- [TO DO] Print the data that follows exactly.

________________________________________

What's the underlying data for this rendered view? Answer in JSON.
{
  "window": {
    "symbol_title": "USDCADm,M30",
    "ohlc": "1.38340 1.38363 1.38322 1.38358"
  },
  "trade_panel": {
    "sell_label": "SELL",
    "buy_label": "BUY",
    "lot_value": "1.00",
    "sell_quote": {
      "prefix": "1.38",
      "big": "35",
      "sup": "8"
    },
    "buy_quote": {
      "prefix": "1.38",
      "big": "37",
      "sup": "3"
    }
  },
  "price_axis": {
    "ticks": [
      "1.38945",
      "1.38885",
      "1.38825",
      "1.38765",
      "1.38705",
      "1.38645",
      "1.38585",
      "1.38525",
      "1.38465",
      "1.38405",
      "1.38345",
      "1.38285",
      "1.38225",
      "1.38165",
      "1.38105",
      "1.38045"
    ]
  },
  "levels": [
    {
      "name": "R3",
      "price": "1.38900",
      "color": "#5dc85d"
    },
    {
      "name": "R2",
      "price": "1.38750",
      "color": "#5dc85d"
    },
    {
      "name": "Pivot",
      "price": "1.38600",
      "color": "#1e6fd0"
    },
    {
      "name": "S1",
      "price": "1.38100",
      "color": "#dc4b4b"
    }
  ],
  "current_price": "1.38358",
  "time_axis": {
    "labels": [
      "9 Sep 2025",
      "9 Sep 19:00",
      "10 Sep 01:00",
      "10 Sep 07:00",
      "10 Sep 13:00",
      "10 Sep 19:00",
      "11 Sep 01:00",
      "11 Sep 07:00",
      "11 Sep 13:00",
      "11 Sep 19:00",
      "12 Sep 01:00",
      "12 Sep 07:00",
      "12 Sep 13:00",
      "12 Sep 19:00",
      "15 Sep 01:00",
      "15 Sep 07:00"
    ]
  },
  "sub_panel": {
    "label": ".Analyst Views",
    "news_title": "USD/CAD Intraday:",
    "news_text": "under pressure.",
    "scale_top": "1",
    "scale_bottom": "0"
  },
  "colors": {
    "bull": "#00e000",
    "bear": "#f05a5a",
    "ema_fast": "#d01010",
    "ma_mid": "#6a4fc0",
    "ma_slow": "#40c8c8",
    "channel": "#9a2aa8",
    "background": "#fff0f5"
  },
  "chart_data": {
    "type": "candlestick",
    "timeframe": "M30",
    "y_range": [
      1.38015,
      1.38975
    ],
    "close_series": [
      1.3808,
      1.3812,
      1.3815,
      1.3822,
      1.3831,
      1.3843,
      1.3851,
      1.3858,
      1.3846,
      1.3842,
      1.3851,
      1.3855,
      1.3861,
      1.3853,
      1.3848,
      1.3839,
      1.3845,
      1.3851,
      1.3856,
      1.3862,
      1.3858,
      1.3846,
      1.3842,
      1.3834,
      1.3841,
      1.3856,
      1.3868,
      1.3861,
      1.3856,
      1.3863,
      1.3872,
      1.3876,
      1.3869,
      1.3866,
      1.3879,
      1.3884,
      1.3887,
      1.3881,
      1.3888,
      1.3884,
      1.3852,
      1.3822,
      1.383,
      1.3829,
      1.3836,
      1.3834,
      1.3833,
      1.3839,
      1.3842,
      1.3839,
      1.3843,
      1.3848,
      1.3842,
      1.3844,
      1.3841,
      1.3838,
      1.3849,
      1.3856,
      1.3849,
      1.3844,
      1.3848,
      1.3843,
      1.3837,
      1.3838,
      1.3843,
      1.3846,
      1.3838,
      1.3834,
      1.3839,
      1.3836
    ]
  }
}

________________________________________

- [WRITTEN RESPONSE]
What's the underlying data for this rendered view? Answer in JSON.
{
  "window": {
    "symbol_title": "USDCADm,M30",
    "ohlc": "1.38340 1.38363 1.38322 1.38358"
  },
  "trade_panel": {
    "sell_label": "SELL",
    "buy_label": "BUY",
    "lot_value": "1.00",
    "sell_quote": {
      "prefix": "1.38",
      "big": "35",
      "sup": "8"
    },
    "buy_quote": {
      "prefix": "1.38",
      "big": "37",
      "sup": "3"
    }
  },
  "price_axis": {
    "ticks": [
      "1.38945",
      "1.38885",
      "1.38825",
      "1.38765",
      "1.38705",
      "1.38645",
      "1.38585",
      "1.38525",
      "1.38465",
      "1.38405",
      "1.38345",
      "1.38285",
      "1.38225",
      "1.38165",
      "1.38105",
      "1.38045"
    ]
  },
  "levels": [
    {
      "name": "R3",
      "price": "1.38900",
      "color": "#5dc85d"
    },
    {
      "name": "R2",
      "price": "1.38750",
      "color": "#5dc85d"
    },
    {
      "name": "Pivot",
      "price": "1.38600",
      "color": "#1e6fd0"
    },
    {
      "name": "S1",
      "price": "1.38100",
      "color": "#dc4b4b"
    }
  ],
  "current_price": "1.38358",
  "time_axis": {
    "labels": [
      "9 Sep 2025",
      "9 Sep 19:00",
      "10 Sep 01:00",
      "10 Sep 07:00",
      "10 Sep 13:00",
      "10 Sep 19:00",
      "11 Sep 01:00",
      "11 Sep 07:00",
      "11 Sep 13:00",
      "11 Sep 19:00",
      "12 Sep 01:00",
      "12 Sep 07:00",
      "12 Sep 13:00",
      "12 Sep 19:00",
      "15 Sep 01:00",
      "15 Sep 07:00"
    ]
  },
  "sub_panel": {
    "label": ".Analyst Views",
    "news_title": "USD/CAD Intraday:",
    "news_text": "under pressure.",
    "scale_top": "1",
    "scale_bottom": "0"
  },
  "colors": {
    "bull": "#00e000",
    "bear": "#f05a5a",
    "ema_fast": "#d01010",
    "ma_mid": "#6a4fc0",
    "ma_slow": "#40c8c8",
    "channel": "#9a2aa8",
    "background": "#fff0f5"
  },
  "chart_data": {
    "type": "candlestick",
    "timeframe": "M30",
    "y_range": [
      1.38015,
      1.38975
    ],
    "close_series": [
      1.3808,
      1.3812,
      1.3815,
      1.3822,
      1.3831,
      1.3843,
      1.3851,
      1.3858,
      1.3846,
      1.3842,
      1.3851,
      1.3855,
      1.3861,
      1.3853,
      1.3848,
      1.3839,
      1.3845,
      1.3851,
      1.3856,
      1.3862,
      1.3858,
      1.3846,
      1.3842,
      1.3834,
      1.3841,
      1.3856,
      1.3868,
      1.3861,
      1.3856,
      1.3863,
      1.3872,
      1.3876,
      1.3869,
      1.3866,
      1.3879,
      1.3884,
      1.3887,
      1.3881,
      1.3888,
      1.3884,
      1.3852,
      1.3822,
      1.383,
      1.3829,
      1.3836,
      1.3834,
      1.3833,
      1.3839,
      1.3842,
      1.3839,
      1.3843,
      1.3848,
      1.3842,
      1.3844,
      1.3841,
      1.3838,
      1.3849,
      1.3856,
      1.3849,
      1.3844,
      1.3848,
      1.3843,
      1.3837,
      1.3838,
      1.3843,
      1.3846,
      1.3838,
      1.3834,
      1.3839,
      1.3836
    ]
  }
}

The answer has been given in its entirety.